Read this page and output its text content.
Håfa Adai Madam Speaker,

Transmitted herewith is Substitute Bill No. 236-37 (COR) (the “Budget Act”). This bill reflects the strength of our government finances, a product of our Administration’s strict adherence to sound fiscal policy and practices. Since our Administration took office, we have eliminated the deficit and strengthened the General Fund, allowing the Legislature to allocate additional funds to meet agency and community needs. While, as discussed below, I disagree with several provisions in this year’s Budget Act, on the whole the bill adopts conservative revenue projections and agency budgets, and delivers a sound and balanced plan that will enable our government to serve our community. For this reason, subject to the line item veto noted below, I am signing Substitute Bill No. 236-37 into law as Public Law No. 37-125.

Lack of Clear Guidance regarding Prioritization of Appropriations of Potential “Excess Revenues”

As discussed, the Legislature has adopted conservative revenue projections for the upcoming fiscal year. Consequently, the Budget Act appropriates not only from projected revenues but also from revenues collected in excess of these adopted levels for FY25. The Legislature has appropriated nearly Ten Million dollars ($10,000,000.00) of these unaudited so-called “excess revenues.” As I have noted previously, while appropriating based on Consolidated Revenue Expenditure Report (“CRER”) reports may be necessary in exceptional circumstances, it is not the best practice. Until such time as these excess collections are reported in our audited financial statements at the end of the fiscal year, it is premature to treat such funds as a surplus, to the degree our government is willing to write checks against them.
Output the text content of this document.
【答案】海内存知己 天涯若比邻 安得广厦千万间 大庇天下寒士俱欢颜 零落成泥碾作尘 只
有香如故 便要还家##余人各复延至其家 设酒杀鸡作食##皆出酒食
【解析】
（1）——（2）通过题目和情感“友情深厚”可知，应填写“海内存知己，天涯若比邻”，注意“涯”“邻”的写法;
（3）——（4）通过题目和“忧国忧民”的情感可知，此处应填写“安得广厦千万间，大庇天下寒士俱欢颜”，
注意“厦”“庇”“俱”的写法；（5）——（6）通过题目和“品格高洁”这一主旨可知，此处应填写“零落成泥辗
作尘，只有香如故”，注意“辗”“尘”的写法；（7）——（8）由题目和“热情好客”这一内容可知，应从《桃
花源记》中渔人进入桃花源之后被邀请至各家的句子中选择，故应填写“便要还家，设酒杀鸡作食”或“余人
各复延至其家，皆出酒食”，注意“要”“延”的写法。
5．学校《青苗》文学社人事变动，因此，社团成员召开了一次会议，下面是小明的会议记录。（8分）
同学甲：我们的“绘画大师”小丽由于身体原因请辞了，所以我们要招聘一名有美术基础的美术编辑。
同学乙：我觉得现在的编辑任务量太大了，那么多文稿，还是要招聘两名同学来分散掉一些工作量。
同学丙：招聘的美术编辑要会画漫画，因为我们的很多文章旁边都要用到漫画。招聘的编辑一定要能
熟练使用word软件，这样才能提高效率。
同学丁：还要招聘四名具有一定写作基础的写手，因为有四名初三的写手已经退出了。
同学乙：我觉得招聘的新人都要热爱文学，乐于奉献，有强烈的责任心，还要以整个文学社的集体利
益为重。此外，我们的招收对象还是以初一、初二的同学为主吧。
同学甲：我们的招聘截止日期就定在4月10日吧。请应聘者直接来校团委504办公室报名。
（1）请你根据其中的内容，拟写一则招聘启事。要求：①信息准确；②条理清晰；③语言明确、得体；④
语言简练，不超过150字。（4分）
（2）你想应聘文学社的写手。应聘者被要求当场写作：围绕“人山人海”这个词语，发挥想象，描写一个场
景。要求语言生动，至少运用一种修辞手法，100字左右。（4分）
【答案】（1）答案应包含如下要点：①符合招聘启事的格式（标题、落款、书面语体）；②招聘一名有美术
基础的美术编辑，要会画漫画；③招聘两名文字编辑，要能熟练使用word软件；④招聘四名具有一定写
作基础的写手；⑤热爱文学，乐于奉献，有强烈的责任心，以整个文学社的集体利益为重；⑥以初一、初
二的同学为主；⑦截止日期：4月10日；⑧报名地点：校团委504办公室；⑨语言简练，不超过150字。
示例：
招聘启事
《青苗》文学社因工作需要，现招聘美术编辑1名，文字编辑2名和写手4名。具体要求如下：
● ● ● ● ● ● ●
### STATED EXERCISE
Retype all the material above precisely, with no line left out.

### COMPLETED TASK
Read this page and output its text content.
Håfa Adai Madam Speaker,

Transmitted herewith is Substitute Bill No. 236-37 (COR) (the “Budget Act”). This bill reflects the strength of our government finances, a product of our Administration’s strict adherence to sound fiscal policy and practices. Since our Administration took office, we have eliminated the deficit and strengthened the General Fund, allowing the Legislature to allocate additional funds to meet agency and community needs. While, as discussed below, I disagree with several provisions in this year’s Budget Act, on the whole the bill adopts conservative revenue projections and agency budgets, and delivers a sound and balanced plan that will enable our government to serve our community. For this reason, subject to the line item veto noted below, I am signing Substitute Bill No. 236-37 into law as Public Law No. 37-125.

Lack of Clear Guidance regarding Prioritization of Appropriations of Potential “Excess Revenues”

As discussed, the Legislature has adopted conservative revenue projections for the upcoming fiscal year. Consequently, the Budget Act appropriates not only from projected revenues but also from revenues collected in excess of these adopted levels for FY25. The Legislature has appropriated nearly Ten Million dollars ($10,000,000.00) of these unaudited so-called “excess revenues.” As I have noted previously, while appropriating based on Consolidated Revenue Expenditure Report (“CRER”) reports may be necessary in exceptional circumstances, it is not the best practice. Until such time as these excess collections are reported in our audited financial statements at the end of the fiscal year, it is premature to treat such funds as a surplus, to the degree our government is willing to write checks against them.
Output the text content of this document.
【答案】海内存知己 天涯若比邻 安得广厦千万间 大庇天下寒士俱欢颜 零落成泥碾作尘 只
有香如故 便要还家##余人各复延至其家 设酒杀鸡作食##皆出酒食
【解析】
（1）——（2）通过题目和情感“友情深厚”可知，应填写“海内存知己，天涯若比邻”，注意“涯”“邻”的写法;
（3）——（4）通过题目和“忧国忧民”的情感可知，此处应填写“安得广厦千万间，大庇天下寒士俱欢颜”，
注意“厦”“庇”“俱”的写法；（5）——（6）通过题目和“品格高洁”这一主旨可知，此处应填写“零落成泥辗
作尘，只有香如故”，注意“辗”“尘”的写法；（7）——（8）由题目和“热情好客”这一内容可知，应从《桃
花源记》中渔人进入桃花源之后被邀请至各家的句子中选择，故应填写“便要还家，设酒杀鸡作食”或“余人
各复延至其家，皆出酒食”，注意“要”“延”的写法。
5．学校《青苗》文学社人事变动，因此，社团成员召开了一次会议，下面是小明的会议记录。（8分）
同学甲：我们的“绘画大师”小丽由于身体原因请辞了，所以我们要招聘一名有美术基础的美术编辑。
同学乙：我觉得现在的编辑任务量太大了，那么多文稿，还是要招聘两名同学来分散掉一些工作量。
同学丙：招聘的美术编辑要会画漫画，因为我们的很多文章旁边都要用到漫画。招聘的编辑一定要能
熟练使用word软件，这样才能提高效率。
同学丁：还要招聘四名具有一定写作基础的写手，因为有四名初三的写手已经退出了。
同学乙：我觉得招聘的新人都要热爱文学，乐于奉献，有强烈的责任心，还要以整个文学社的集体利
益为重。此外，我们的招收对象还是以初一、初二的同学为主吧。
同学甲：我们的招聘截止日期就定在4月10日吧。请应聘者直接来校团委504办公室报名。
（1）请你根据其中的内容，拟写一则招聘启事。要求：①信息准确；②条理清晰；③语言明确、得体；④
语言简练，不超过150字。（4分）
（2）你想应聘文学社的写手。应聘者被要求当场写作：围绕“人山人海”这个词语，发挥想象，描写一个场
景。要求语言生动，至少运用一种修辞手法，100字左右。（4分）
【答案】（1）答案应包含如下要点：①符合招聘启事的格式（标题、落款、书面语体）；②招聘一名有美术
基础的美术编辑，要会画漫画；③招聘两名文字编辑，要能熟练使用word软件；④招聘四名具有一定写
作基础的写手；⑤热爱文学，乐于奉献，有强烈的责任心，以整个文学社的集体利益为重；⑥以初一、初
二的同学为主；⑦截止日期：4月10日；⑧报名地点：校团委504办公室；⑨语言简练，不超过150字。
示例：
招聘启事
《青苗》文学社因工作需要，现招聘美术编辑1名，文字编辑2名和写手4名。具体要求如下：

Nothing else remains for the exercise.